▶ _STATED GOAL_
Where a line holds the string "JSON", return that line.

--- START SUPPLIED DATA ---

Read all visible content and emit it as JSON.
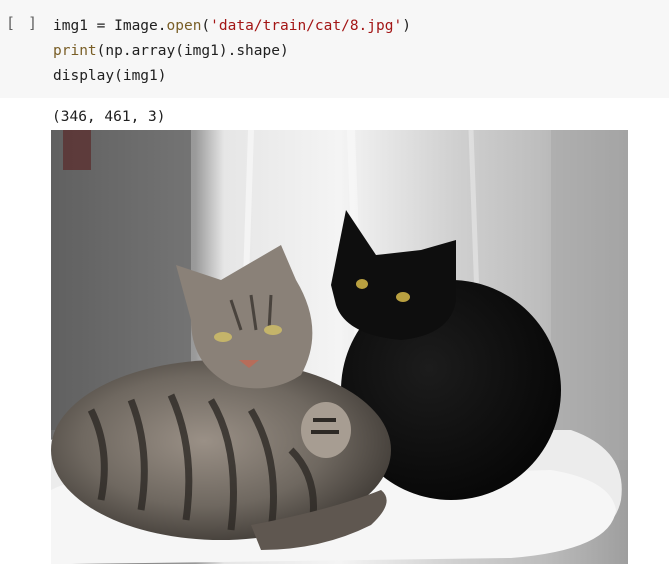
{
  "cell": {
    "prompt": "[ ]",
    "lines": {
      "l1_pre": "img1 = Image.",
      "l1_fn": "open",
      "l1_paren": "(",
      "l1_str": "'data/train/cat/8.jpg'",
      "l1_end": ")",
      "l2_fn": "print",
      "l2_rest": "(np.array(img1).shape)",
      "l3": "display(img1)"
    }
  },
  "output": {
    "shape_text": "(346, 461, 3)",
    "image_subject": "two cats lying on a white fluffy cat bed: a gray striped tabby in front and a black cat behind"
  },
  "colors": {
    "cell_bg": "#f7f7f7",
    "string": "#a31515",
    "function": "#795e26",
    "text": "#212121"
  }
}
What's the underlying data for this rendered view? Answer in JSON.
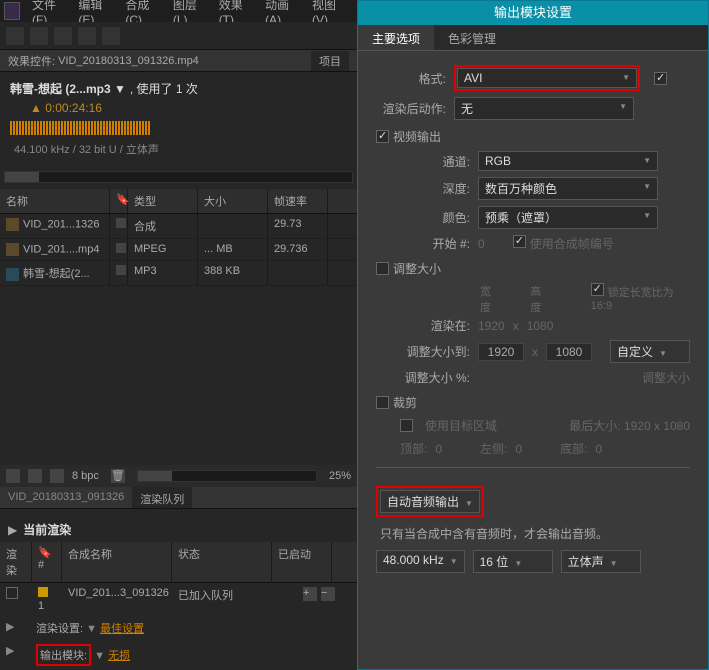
{
  "menu": {
    "file": "文件(F)",
    "edit": "编辑(E)",
    "comp": "合成(C)",
    "layer": "图层(L)",
    "effect": "效果(T)",
    "anim": "动画(A)",
    "view": "视图(V)"
  },
  "fx_header": {
    "label": "效果控件:",
    "file": "VID_20180313_091326.mp4",
    "proj": "项目"
  },
  "info": {
    "title_a": "韩雪-想起 (2...mp3 ▼",
    "title_b": ", 使用了 1 次",
    "time": "▲ 0:00:24:16",
    "audio_meta": "44.100 kHz / 32 bit U / 立体声"
  },
  "cols": {
    "name": "名称",
    "type": "类型",
    "size": "大小",
    "fps": "帧速率"
  },
  "files": [
    {
      "name": "VID_201...1326",
      "type": "合成",
      "size": "",
      "fps": "29.73"
    },
    {
      "name": "VID_201....mp4",
      "type": "MPEG",
      "size": "... MB",
      "fps": "29.736"
    },
    {
      "name": "韩雪-想起(2...",
      "type": "MP3",
      "size": "388 KB",
      "fps": ""
    }
  ],
  "status": {
    "bpc": "8 bpc",
    "pct": "25%"
  },
  "render": {
    "tab1": "VID_20180313_091326",
    "tab2": "渲染队列",
    "current": "当前渲染",
    "hdr": {
      "r": "渲染",
      "n": "#",
      "comp": "合成名称",
      "status": "状态",
      "started": "已启动"
    },
    "row": {
      "num": "1",
      "comp": "VID_201...3_091326",
      "status": "已加入队列"
    },
    "line1_label": "渲染设置:",
    "line1_val": "最佳设置",
    "line2_label": "输出模块:",
    "line2_val": "无损"
  },
  "out": {
    "title": "输出模块设置",
    "tabs": {
      "main": "主要选项",
      "color": "色彩管理"
    },
    "format": "格式:",
    "format_val": "AVI",
    "postaction": "渲染后动作:",
    "postaction_val": "无",
    "video_out": "视频输出",
    "channel": "通道:",
    "channel_val": "RGB",
    "depth": "深度:",
    "depth_val": "数百万种颜色",
    "color": "颜色:",
    "color_val": "预乘（遮罩）",
    "startnum": "开始 #:",
    "startnum_val": "0",
    "use_comp_num": "使用合成帧编号",
    "resize": "调整大小",
    "w": "宽度",
    "h": "高度",
    "lock": "锁定长宽比为  16:9",
    "render_at": "渲染在:",
    "rx": "1920",
    "ry": "1080",
    "resize_to": "调整大小到:",
    "sx": "1920",
    "sy": "1080",
    "custom": "自定义",
    "resize_pct": "调整大小 %:",
    "quality": "调整大小",
    "crop": "裁剪",
    "use_target": "使用目标区域",
    "finalsize": "最后大小: 1920 x 1080",
    "top": "顶部:",
    "top_v": "0",
    "left": "左侧:",
    "left_v": "0",
    "bottom": "底部:",
    "bottom_v": "0",
    "auto_audio": "自动音频输出",
    "audio_hint": "只有当合成中含有音频时，才会输出音频。",
    "khz": "48.000 kHz",
    "bit": "16 位",
    "stereo": "立体声"
  }
}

--- END SUPPLIED DATA ---

▶ _FINAL RESULT_
Read all visible content and emit it as JSON.
What's the underlying data for this rendered view? Answer in JSON.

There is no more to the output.